Find the lines that hold the word "dwóch" and return them.

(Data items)
====

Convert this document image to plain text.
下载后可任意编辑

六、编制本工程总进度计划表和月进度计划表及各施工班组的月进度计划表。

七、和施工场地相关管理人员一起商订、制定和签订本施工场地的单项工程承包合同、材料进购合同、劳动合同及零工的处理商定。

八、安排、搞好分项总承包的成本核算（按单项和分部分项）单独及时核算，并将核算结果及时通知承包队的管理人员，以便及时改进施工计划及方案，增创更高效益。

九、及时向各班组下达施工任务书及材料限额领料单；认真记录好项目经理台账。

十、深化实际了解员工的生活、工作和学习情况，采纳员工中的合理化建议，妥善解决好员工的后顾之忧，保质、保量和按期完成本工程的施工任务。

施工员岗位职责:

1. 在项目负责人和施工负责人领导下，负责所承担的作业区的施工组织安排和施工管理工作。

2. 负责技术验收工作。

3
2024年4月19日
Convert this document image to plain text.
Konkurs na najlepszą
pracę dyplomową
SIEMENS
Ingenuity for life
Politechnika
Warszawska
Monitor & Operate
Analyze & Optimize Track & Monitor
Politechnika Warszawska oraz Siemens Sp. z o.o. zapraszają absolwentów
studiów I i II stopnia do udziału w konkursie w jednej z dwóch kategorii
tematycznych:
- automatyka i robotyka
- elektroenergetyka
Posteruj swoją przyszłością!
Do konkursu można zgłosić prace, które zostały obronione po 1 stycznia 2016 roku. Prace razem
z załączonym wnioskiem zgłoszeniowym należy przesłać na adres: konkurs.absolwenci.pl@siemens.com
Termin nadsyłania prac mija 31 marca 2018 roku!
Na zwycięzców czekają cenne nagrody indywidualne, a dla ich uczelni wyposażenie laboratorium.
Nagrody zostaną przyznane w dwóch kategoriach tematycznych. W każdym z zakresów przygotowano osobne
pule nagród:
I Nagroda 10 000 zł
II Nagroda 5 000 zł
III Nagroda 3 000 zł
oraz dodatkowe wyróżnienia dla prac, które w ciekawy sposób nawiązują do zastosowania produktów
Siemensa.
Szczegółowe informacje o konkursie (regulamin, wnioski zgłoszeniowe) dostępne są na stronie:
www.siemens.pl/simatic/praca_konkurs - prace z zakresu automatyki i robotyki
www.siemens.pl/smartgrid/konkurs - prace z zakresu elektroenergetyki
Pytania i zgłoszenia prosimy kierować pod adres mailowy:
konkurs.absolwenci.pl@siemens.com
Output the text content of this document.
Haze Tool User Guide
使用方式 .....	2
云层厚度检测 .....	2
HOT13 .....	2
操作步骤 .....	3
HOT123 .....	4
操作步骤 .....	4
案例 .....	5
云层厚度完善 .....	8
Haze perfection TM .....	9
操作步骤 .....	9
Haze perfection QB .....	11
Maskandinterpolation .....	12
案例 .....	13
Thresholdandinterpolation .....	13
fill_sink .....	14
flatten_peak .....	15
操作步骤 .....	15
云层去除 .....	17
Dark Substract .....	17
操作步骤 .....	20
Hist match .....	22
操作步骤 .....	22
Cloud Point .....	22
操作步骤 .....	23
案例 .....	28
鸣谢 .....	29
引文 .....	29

====

- [TASK RESPONSE]:
studiów I i II stopnia do udziału w konkursie w jednej z dwóch kategorii
Nagrody zostaną przyznane w dwóch kategoriach tematycznych. W każdym z zakresów przygotowano osobne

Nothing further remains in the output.